Written task ::
Show all lines that include the string "type"; copy each one.
* BEGIN Listing *
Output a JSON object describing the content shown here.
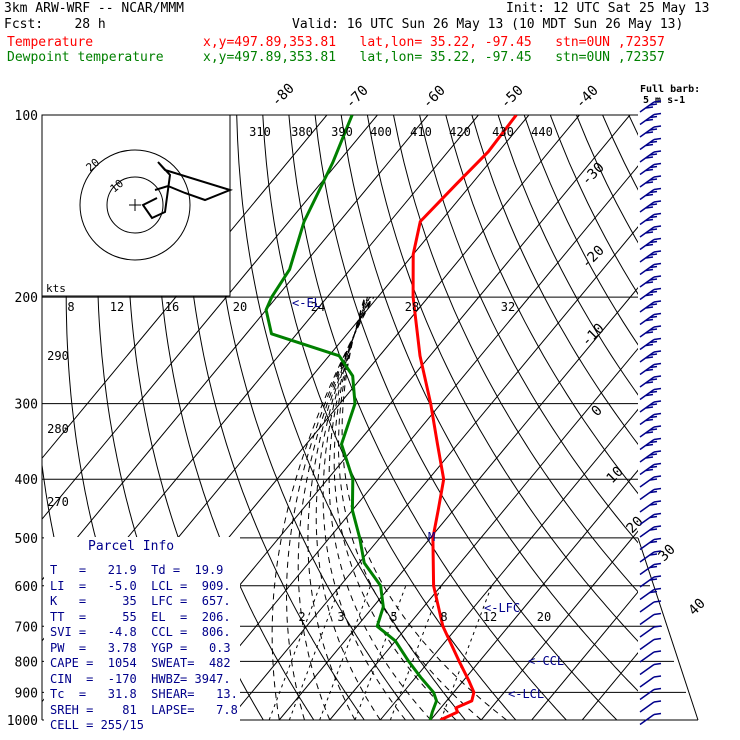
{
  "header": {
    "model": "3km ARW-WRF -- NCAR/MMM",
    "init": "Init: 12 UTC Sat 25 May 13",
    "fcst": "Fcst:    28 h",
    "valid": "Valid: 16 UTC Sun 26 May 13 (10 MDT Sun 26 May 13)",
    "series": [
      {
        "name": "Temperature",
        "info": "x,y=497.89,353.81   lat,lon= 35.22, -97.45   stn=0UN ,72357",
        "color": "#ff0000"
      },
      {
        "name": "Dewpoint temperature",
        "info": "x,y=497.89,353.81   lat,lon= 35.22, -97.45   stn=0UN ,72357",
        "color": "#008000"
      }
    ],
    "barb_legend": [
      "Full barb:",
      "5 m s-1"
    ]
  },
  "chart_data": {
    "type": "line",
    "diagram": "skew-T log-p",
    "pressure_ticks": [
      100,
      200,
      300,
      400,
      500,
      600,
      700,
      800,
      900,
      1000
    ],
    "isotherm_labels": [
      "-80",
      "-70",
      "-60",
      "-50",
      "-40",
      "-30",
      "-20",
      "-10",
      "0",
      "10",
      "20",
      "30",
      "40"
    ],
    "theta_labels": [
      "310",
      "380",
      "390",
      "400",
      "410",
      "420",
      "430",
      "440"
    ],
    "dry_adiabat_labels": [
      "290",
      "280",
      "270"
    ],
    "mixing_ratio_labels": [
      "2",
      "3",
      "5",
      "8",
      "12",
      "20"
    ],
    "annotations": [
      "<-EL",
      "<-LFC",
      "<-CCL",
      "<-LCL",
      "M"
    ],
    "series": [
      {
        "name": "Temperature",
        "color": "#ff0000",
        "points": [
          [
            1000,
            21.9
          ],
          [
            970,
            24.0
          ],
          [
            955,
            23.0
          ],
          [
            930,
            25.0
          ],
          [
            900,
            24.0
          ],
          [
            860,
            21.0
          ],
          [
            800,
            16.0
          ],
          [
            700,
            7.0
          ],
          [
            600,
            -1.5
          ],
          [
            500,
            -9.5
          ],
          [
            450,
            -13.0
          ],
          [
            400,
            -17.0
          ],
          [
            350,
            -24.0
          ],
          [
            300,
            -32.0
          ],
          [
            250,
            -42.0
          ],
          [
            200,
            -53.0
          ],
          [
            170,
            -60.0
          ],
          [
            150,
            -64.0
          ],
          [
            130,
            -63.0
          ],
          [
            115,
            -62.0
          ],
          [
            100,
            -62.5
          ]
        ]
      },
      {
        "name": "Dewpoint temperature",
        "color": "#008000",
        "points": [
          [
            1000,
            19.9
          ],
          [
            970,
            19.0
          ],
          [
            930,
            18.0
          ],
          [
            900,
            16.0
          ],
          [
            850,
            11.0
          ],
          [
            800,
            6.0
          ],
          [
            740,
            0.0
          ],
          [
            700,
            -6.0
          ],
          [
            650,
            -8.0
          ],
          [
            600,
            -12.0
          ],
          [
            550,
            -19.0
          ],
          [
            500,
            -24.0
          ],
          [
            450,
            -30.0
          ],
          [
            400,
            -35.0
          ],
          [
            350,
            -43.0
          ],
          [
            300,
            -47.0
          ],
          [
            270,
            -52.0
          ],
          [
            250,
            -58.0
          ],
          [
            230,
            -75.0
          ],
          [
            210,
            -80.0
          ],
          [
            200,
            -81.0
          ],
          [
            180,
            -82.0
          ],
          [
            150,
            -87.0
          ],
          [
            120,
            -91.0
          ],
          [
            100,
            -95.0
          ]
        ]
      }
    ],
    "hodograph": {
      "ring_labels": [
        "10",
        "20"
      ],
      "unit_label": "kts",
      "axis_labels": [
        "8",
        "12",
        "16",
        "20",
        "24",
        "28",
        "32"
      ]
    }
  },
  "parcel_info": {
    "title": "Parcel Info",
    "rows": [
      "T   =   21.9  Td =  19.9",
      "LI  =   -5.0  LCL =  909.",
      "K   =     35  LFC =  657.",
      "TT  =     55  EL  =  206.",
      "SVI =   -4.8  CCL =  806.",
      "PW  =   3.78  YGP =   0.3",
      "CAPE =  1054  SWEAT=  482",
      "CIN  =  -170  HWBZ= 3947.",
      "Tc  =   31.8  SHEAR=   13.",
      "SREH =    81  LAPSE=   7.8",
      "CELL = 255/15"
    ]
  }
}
* END Listing *
* BEGIN Listing *
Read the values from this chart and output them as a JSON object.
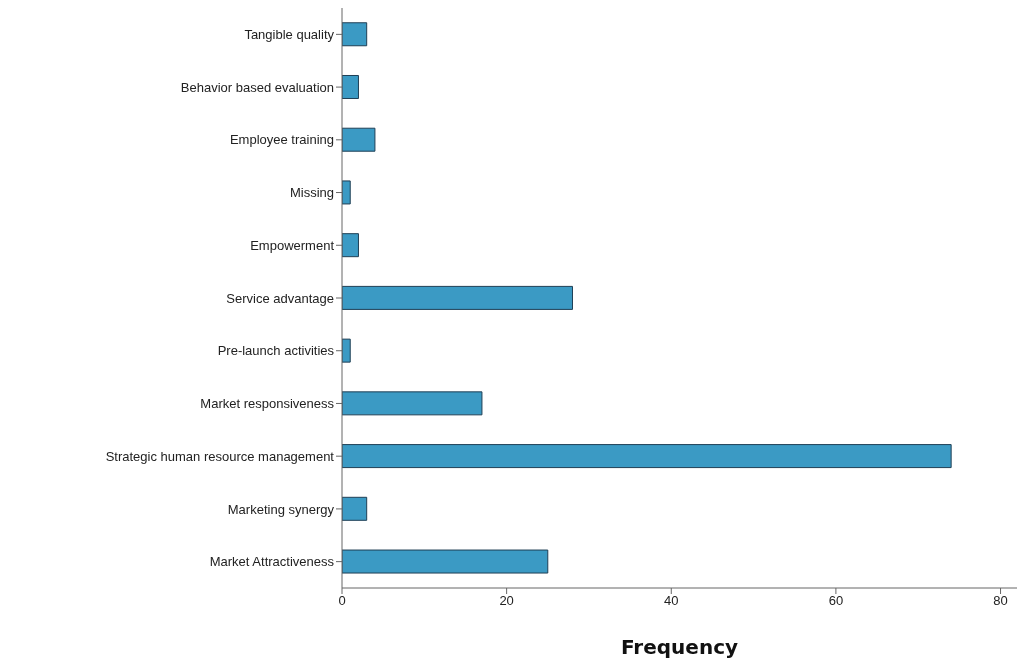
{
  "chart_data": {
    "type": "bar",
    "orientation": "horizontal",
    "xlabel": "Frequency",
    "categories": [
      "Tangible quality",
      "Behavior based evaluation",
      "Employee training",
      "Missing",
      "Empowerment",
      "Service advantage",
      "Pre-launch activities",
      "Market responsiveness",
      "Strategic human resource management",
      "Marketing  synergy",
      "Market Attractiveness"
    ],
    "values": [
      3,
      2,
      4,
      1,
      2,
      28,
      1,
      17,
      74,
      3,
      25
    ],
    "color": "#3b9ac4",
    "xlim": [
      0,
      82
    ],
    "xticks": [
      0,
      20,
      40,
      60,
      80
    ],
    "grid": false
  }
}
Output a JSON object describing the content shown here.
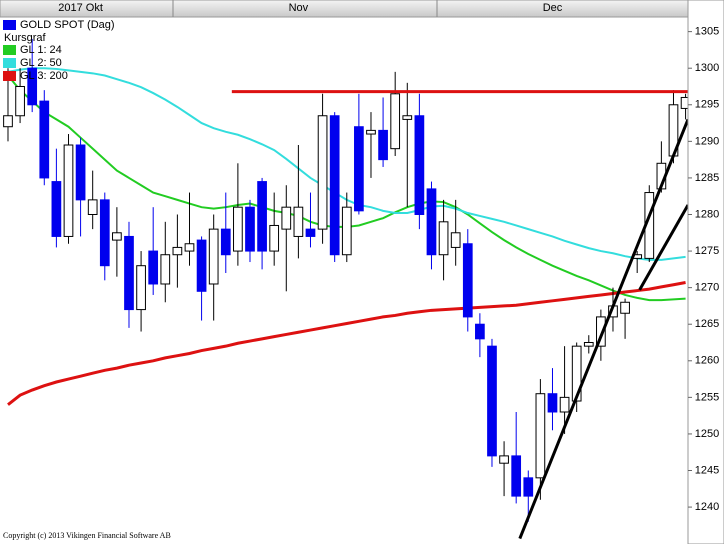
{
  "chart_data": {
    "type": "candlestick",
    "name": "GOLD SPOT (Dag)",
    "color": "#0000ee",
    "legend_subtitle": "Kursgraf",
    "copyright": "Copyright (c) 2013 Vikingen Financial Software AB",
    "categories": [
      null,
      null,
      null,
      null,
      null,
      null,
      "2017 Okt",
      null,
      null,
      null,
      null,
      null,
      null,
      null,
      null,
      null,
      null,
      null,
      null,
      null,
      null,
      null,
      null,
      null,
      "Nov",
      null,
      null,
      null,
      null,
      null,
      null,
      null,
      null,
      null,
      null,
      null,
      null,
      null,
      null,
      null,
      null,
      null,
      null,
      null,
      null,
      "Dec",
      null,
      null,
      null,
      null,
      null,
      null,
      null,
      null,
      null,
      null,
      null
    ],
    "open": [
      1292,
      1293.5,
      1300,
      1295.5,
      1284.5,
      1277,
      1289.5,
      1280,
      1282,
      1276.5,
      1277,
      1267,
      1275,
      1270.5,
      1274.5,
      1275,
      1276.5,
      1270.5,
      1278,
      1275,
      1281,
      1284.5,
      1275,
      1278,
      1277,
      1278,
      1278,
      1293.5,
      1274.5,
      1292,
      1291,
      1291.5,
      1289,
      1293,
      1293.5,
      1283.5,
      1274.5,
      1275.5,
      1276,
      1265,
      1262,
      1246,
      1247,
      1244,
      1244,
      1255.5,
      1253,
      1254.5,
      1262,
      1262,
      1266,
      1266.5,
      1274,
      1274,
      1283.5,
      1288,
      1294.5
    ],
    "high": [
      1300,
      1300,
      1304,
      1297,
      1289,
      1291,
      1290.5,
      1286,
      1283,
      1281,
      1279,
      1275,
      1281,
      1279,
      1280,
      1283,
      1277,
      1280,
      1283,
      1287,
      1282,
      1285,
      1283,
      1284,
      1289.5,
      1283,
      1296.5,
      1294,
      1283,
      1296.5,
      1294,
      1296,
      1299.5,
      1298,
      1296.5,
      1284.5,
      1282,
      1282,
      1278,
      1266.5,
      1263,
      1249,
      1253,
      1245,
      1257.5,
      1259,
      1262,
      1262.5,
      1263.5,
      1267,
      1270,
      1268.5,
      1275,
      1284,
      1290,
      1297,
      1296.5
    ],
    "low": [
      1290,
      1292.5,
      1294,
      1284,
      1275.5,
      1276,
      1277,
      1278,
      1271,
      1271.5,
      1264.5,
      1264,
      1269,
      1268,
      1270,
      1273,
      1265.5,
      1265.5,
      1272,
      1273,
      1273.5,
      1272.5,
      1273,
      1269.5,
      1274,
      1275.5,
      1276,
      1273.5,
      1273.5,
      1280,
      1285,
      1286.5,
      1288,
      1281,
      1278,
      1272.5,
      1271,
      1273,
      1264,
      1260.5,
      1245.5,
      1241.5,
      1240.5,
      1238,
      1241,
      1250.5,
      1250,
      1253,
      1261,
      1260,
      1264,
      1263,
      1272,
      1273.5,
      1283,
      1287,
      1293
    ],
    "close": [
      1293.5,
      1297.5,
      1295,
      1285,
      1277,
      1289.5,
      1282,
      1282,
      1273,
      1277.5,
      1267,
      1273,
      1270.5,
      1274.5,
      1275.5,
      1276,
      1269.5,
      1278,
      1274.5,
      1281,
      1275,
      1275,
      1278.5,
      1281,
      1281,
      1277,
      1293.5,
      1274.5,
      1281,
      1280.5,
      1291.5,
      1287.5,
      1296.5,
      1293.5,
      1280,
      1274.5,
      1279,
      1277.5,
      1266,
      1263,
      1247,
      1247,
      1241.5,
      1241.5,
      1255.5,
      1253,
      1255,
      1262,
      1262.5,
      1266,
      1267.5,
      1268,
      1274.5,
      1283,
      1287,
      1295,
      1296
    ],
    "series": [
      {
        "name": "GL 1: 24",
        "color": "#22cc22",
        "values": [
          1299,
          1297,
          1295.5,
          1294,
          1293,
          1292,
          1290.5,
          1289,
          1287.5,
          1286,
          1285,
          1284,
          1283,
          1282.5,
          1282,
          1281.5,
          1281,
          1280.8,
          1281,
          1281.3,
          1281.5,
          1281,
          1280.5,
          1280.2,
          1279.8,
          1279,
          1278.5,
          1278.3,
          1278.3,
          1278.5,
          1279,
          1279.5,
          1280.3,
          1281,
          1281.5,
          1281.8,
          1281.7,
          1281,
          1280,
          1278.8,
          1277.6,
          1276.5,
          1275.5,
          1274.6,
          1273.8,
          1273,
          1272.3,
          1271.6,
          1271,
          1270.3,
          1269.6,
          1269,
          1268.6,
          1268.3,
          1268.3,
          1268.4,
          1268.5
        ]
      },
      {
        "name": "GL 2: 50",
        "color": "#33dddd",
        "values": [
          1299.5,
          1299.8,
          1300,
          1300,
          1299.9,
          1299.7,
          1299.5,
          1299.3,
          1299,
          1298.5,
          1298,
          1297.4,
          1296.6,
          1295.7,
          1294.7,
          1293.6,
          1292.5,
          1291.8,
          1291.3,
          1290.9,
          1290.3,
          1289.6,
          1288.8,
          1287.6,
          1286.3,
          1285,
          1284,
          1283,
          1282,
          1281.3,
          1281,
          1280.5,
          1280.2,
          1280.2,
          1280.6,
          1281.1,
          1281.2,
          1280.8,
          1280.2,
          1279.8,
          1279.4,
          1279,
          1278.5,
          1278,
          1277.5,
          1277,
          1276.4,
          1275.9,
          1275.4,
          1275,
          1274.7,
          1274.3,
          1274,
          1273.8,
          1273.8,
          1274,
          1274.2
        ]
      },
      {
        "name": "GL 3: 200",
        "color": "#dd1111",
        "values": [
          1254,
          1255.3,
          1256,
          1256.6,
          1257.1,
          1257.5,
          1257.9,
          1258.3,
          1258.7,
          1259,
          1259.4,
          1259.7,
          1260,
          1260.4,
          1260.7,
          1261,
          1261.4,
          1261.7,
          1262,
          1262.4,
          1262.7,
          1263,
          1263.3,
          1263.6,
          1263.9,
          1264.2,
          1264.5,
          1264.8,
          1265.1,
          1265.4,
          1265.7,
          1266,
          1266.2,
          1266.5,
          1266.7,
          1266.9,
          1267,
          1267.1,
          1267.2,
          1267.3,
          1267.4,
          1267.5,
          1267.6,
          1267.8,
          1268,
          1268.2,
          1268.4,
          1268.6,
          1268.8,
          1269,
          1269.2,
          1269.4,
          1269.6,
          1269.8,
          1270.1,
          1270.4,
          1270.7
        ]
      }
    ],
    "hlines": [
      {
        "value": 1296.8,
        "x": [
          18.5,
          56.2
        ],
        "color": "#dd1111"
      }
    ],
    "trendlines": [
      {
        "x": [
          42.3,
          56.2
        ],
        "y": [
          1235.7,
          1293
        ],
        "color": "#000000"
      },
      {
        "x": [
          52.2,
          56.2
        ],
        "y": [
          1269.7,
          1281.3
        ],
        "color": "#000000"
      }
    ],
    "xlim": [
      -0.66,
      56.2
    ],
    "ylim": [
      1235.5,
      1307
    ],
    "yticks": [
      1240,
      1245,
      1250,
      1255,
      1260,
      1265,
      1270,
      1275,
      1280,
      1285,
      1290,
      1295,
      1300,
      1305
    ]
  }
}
* END Listing *
* BEGIN Listing *
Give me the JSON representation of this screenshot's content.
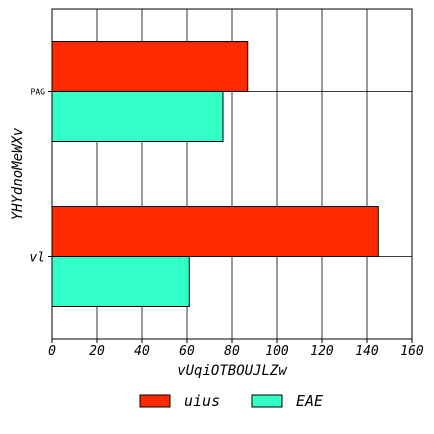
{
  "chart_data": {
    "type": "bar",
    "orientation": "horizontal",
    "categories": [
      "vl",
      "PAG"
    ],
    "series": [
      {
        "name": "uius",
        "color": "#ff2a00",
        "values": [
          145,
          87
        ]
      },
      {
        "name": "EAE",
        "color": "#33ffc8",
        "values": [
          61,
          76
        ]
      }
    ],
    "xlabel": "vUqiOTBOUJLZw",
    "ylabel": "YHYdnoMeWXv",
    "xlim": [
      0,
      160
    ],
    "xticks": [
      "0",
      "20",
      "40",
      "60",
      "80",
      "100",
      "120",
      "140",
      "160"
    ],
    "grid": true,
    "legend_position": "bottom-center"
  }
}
* END Listing *
Full answer ::
    "type": "line",
    "type": "bar",
    "type": "candlestick",
    "type": "bar",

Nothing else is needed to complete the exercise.